_Given task_: Output the full listing word for word.

[begin Stored data]

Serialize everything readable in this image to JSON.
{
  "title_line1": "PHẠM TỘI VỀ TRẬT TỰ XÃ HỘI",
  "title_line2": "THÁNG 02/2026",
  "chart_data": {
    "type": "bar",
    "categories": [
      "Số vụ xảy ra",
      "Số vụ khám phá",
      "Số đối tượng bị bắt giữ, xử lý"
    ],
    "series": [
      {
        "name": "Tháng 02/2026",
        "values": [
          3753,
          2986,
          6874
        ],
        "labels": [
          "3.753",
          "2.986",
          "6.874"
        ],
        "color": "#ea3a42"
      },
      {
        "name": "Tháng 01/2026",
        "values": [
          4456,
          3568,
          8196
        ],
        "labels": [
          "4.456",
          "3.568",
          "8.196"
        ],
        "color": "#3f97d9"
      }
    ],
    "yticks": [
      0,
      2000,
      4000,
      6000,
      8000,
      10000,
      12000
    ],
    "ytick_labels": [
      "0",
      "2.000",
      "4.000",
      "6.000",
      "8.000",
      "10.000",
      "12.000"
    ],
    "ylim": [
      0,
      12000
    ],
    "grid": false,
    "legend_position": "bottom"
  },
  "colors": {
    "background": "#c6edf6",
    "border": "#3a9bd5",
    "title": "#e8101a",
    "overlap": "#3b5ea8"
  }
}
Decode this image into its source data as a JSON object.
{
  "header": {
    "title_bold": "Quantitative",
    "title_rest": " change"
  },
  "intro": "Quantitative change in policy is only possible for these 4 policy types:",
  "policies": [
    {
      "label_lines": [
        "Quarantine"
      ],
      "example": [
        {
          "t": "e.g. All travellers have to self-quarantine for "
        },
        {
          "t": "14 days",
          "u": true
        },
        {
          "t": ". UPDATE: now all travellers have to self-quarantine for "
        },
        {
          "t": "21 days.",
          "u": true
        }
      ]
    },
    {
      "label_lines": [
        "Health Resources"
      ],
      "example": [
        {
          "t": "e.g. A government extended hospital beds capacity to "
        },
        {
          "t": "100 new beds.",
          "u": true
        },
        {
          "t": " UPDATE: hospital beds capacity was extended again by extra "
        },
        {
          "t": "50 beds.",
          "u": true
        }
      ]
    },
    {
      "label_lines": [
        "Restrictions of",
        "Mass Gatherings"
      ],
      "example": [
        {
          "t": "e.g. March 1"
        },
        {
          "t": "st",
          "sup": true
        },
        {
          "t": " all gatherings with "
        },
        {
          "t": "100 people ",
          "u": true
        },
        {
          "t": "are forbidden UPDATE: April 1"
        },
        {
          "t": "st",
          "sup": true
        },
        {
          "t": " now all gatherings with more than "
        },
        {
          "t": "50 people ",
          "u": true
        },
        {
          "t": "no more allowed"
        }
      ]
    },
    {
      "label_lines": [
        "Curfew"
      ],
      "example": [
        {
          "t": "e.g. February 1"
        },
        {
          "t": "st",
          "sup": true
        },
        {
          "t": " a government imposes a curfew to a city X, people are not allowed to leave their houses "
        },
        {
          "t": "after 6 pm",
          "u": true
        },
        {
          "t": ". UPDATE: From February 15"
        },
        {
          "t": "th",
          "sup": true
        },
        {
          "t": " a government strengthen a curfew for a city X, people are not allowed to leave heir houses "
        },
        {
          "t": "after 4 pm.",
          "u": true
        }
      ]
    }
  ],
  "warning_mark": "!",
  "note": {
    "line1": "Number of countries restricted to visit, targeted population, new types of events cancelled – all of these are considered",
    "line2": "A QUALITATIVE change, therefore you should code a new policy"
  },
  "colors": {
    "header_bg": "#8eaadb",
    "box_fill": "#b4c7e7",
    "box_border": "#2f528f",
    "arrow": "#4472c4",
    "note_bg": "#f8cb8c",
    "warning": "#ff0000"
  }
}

[end Stored data]

_Answer to the exercise_:
Serialize everything readable in this image to JSON.
{
  "title_line1": "PHẠM TỘI VỀ TRẬT TỰ XÃ HỘI",
  "title_line2": "THÁNG 02/2026",
  "chart_data": {
    "type": "bar",
    "categories": [
      "Số vụ xảy ra",
      "Số vụ khám phá",
      "Số đối tượng bị bắt giữ, xử lý"
    ],
    "series": [
      {
        "name": "Tháng 02/2026",
        "values": [
          3753,
          2986,
          6874
        ],
        "labels": [
          "3.753",
          "2.986",
          "6.874"
        ],
        "color": "#ea3a42"
      },
      {
        "name": "Tháng 01/2026",
        "values": [
          4456,
          3568,
          8196
        ],
        "labels": [
          "4.456",
          "3.568",
          "8.196"
        ],
        "color": "#3f97d9"
      }
    ],
    "yticks": [
      0,
      2000,
      4000,
      6000,
      8000,
      10000,
      12000
    ],
    "ytick_labels": [
      "0",
      "2.000",
      "4.000",
      "6.000",
      "8.000",
      "10.000",
      "12.000"
    ],
    "ylim": [
      0,
      12000
    ],
    "grid": false,
    "legend_position": "bottom"
  },
  "colors": {
    "background": "#c6edf6",
    "border": "#3a9bd5",
    "title": "#e8101a",
    "overlap": "#3b5ea8"
  }
}
Decode this image into its source data as a JSON object.
{
  "header": {
    "title_bold": "Quantitative",
    "title_rest": " change"
  },
  "intro": "Quantitative change in policy is only possible for these 4 policy types:",
  "policies": [
    {
      "label_lines": [
        "Quarantine"
      ],
      "example": [
        {
          "t": "e.g. All travellers have to self-quarantine for "
        },
        {
          "t": "14 days",
          "u": true
        },
        {
          "t": ". UPDATE: now all travellers have to self-quarantine for "
        },
        {
          "t": "21 days.",
          "u": true
        }
      ]
    },
    {
      "label_lines": [
        "Health Resources"
      ],
      "example": [
        {
          "t": "e.g. A government extended hospital beds capacity to "
        },
        {
          "t": "100 new beds.",
          "u": true
        },
        {
          "t": " UPDATE: hospital beds capacity was extended again by extra "
        },
        {
          "t": "50 beds.",
          "u": true
        }
      ]
    },
    {
      "label_lines": [
        "Restrictions of",
        "Mass Gatherings"
      ],
      "example": [
        {
          "t": "e.g. March 1"
        },
        {
          "t": "st",
          "sup": true
        },
        {
          "t": " all gatherings with "
        },
        {
          "t": "100 people ",
          "u": true
        },
        {
          "t": "are forbidden UPDATE: April 1"
        },
        {
          "t": "st",
          "sup": true
        },
        {
          "t": " now all gatherings with more than "
        },
        {
          "t": "50 people ",
          "u": true
        },
        {
          "t": "no more allowed"
        }
      ]
    },
    {
      "label_lines": [
        "Curfew"
      ],
      "example": [
        {
          "t": "e.g. February 1"
        },
        {
          "t": "st",
          "sup": true
        },
        {
          "t": " a government imposes a curfew to a city X, people are not allowed to leave their houses "
        },
        {
          "t": "after 6 pm",
          "u": true
        },
        {
          "t": ". UPDATE: From February 15"
        },
        {
          "t": "th",
          "sup": true
        },
        {
          "t": " a government strengthen a curfew for a city X, people are not allowed to leave heir houses "
        },
        {
          "t": "after 4 pm.",
          "u": true
        }
      ]
    }
  ],
  "warning_mark": "!",
  "note": {
    "line1": "Number of countries restricted to visit, targeted population, new types of events cancelled – all of these are considered",
    "line2": "A QUALITATIVE change, therefore you should code a new policy"
  },
  "colors": {
    "header_bg": "#8eaadb",
    "box_fill": "#b4c7e7",
    "box_border": "#2f528f",
    "arrow": "#4472c4",
    "note_bg": "#f8cb8c",
    "warning": "#ff0000"
  }
}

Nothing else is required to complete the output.